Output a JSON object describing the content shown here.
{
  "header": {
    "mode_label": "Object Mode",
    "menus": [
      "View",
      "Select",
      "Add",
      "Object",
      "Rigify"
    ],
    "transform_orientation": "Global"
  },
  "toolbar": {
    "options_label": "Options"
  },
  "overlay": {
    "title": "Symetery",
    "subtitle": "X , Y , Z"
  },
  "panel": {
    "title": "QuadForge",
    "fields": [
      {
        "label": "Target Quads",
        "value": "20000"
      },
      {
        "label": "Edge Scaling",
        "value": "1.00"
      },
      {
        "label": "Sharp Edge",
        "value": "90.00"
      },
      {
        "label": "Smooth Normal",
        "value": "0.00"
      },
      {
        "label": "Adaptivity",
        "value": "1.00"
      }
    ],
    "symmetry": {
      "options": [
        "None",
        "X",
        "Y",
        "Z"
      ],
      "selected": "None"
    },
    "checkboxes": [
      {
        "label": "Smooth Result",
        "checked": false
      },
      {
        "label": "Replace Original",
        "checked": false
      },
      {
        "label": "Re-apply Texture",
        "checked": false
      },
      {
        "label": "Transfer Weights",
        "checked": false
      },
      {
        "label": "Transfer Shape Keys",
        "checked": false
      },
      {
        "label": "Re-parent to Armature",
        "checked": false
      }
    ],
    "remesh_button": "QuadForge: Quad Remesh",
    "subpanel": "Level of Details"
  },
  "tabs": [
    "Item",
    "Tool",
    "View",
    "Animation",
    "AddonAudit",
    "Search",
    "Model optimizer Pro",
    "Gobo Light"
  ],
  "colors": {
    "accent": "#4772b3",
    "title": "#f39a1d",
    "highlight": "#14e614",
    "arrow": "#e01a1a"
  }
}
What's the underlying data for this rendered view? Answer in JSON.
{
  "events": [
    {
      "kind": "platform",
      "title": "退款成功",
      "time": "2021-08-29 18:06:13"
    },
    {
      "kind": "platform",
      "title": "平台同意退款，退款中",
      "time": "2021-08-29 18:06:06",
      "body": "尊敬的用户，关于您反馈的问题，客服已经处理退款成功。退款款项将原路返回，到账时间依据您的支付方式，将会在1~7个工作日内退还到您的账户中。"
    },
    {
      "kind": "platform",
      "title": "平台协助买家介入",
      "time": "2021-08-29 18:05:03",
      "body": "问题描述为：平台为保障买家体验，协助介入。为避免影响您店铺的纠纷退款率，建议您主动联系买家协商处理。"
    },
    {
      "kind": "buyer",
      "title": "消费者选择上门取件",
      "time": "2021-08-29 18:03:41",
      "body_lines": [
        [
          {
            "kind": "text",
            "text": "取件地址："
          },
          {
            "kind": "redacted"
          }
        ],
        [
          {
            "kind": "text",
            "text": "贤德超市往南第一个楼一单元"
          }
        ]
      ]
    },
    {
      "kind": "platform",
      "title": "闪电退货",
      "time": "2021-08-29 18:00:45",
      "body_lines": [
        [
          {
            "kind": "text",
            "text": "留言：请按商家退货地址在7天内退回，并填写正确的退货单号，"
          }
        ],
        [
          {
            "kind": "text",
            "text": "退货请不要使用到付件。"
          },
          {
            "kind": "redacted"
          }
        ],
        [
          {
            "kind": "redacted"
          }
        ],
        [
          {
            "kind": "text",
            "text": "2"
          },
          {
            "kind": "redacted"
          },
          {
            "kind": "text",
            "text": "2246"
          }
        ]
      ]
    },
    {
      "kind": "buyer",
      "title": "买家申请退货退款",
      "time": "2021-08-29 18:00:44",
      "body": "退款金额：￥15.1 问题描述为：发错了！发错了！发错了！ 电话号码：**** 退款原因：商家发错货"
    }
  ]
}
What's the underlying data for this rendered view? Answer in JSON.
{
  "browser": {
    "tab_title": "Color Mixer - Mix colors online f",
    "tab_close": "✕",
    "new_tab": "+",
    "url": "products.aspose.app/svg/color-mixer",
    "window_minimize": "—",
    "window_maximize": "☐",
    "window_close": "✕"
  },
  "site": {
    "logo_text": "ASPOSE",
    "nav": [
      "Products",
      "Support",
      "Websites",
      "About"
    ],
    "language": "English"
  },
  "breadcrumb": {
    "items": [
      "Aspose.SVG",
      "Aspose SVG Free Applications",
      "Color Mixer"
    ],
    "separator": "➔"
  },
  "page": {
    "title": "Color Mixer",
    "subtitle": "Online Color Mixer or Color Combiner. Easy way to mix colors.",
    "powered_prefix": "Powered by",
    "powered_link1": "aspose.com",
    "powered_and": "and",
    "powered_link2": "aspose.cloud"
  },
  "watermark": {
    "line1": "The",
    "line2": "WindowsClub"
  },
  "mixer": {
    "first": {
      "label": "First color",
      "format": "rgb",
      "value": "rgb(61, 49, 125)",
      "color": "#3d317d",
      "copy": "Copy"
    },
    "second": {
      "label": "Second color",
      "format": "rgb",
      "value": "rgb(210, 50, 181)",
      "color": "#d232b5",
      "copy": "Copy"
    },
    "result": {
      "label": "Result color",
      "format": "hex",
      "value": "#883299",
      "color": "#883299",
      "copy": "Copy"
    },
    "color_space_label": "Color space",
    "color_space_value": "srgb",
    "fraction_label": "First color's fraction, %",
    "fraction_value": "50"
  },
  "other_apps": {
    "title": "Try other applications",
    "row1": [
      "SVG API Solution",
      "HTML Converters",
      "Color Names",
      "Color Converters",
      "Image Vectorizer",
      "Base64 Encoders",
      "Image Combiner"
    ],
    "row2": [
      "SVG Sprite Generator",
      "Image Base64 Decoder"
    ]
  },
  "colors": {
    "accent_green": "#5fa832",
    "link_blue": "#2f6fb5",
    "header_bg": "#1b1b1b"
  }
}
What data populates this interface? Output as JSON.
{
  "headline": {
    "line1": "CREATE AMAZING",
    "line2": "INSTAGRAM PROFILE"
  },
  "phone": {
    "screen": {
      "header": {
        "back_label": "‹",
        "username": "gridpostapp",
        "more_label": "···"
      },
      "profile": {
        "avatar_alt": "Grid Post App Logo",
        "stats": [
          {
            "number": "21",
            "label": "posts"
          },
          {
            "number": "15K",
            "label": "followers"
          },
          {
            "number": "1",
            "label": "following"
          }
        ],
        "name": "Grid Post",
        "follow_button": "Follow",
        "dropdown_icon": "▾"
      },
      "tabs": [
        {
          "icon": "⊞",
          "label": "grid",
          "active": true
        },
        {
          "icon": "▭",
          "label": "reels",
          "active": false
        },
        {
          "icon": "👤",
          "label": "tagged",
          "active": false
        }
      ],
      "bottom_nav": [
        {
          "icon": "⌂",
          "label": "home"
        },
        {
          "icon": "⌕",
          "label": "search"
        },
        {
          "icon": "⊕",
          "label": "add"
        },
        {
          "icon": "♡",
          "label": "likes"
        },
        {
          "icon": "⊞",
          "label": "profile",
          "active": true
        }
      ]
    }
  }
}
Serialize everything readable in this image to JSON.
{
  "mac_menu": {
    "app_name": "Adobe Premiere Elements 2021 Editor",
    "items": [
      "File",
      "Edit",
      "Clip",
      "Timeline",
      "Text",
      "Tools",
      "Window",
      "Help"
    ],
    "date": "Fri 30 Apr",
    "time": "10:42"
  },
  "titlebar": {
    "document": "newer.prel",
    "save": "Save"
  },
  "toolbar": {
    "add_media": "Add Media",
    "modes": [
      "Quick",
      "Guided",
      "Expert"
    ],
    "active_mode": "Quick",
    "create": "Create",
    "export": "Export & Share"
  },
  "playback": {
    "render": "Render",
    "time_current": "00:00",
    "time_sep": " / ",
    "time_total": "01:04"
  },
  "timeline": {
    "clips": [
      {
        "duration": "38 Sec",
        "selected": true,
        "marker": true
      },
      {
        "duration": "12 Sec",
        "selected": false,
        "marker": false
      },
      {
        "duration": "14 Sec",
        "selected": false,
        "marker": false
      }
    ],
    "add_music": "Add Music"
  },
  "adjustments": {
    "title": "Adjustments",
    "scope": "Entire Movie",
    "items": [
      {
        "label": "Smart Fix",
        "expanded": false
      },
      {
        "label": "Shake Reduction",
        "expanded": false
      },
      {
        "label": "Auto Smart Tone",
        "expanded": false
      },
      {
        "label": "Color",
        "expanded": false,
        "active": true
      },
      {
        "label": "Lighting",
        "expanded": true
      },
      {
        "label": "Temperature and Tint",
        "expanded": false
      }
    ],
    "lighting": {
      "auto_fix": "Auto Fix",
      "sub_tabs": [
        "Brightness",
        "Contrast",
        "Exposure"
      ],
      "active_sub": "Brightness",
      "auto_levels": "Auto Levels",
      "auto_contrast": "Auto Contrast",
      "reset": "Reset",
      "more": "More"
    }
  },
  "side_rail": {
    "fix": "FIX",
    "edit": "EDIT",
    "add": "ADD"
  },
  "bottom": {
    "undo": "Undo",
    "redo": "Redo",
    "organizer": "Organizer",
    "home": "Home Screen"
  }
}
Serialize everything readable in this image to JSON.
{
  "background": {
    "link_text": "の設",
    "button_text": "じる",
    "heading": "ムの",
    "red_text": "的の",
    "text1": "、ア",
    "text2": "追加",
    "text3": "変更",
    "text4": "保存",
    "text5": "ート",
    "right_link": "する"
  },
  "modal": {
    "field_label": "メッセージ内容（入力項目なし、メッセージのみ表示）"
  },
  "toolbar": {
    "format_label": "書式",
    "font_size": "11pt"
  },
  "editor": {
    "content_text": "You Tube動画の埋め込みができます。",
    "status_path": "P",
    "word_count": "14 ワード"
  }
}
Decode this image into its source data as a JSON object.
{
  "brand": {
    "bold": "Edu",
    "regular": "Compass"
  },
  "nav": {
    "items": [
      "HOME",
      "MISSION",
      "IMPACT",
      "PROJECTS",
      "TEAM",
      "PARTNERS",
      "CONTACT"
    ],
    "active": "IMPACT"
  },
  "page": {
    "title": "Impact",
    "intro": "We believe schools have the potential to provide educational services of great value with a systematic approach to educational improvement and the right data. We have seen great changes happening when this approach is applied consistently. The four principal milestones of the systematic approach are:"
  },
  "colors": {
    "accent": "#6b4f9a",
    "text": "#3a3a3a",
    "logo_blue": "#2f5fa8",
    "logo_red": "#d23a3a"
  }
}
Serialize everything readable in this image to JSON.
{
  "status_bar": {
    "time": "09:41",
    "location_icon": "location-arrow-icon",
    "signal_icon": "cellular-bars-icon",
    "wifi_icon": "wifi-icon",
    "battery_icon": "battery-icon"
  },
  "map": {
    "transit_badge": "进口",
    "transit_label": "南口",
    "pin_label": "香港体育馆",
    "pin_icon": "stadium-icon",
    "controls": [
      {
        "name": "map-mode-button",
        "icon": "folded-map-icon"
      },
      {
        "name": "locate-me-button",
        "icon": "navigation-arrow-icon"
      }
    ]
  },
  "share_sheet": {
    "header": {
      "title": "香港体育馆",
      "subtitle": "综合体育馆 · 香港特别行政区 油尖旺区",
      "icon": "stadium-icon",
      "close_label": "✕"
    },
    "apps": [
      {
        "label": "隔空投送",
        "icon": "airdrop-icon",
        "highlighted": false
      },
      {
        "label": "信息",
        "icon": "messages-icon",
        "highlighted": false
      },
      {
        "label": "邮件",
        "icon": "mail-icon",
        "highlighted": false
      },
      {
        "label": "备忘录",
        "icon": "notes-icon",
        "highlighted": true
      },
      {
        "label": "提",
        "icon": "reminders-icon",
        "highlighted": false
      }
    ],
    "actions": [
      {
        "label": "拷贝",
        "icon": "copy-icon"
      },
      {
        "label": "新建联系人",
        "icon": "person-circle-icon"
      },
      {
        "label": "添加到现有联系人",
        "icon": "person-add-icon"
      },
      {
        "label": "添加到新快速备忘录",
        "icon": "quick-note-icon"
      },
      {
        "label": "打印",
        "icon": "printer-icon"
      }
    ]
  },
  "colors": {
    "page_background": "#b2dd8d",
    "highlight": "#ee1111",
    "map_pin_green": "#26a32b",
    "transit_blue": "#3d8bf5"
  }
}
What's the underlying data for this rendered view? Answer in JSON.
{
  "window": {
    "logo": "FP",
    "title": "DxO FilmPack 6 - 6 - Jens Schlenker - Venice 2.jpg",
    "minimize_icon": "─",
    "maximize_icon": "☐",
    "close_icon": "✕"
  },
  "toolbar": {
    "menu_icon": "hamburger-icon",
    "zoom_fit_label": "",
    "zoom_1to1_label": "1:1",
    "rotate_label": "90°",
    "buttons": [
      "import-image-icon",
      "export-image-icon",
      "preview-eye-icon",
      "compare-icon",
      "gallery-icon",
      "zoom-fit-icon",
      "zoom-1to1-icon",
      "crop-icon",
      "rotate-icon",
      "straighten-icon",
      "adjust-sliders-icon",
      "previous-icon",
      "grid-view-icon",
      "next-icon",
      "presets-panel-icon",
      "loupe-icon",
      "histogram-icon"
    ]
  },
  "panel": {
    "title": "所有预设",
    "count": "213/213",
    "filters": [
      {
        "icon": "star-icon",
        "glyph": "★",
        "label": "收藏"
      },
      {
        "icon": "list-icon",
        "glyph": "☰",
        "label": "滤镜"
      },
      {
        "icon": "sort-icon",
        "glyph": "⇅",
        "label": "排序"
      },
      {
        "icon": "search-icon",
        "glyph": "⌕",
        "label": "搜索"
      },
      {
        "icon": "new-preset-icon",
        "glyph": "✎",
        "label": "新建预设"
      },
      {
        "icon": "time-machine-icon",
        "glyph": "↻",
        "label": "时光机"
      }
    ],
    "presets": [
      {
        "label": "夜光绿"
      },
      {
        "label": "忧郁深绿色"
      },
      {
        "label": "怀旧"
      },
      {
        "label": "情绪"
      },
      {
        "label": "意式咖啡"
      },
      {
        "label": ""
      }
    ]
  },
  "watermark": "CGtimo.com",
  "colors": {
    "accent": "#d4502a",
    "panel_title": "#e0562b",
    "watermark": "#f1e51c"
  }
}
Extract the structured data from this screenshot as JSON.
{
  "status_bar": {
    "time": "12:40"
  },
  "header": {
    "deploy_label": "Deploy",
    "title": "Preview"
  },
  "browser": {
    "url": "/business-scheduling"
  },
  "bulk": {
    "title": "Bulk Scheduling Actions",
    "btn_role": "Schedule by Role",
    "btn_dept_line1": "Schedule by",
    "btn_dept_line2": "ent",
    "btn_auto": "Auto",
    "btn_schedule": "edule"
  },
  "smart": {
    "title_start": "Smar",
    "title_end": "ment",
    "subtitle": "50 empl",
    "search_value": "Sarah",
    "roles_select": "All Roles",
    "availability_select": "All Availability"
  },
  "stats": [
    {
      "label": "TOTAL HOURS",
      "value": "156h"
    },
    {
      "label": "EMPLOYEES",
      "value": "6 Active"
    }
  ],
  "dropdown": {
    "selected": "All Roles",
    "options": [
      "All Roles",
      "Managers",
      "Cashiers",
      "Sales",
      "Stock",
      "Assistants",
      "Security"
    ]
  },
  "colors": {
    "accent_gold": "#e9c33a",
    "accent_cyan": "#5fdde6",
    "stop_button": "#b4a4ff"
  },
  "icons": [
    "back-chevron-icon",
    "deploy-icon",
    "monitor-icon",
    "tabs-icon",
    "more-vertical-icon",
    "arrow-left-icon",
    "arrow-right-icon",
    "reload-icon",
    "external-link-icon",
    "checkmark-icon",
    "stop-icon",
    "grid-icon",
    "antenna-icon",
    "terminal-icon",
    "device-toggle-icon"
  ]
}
□ □ □ □ □ □ □
- **Aim**
Extract each line holding the string "true".

- **The answer**
          "active": true
          "active": true
        "selected": true,
        "marker": true
        "active": true
        "expanded": true
        "highlighted": true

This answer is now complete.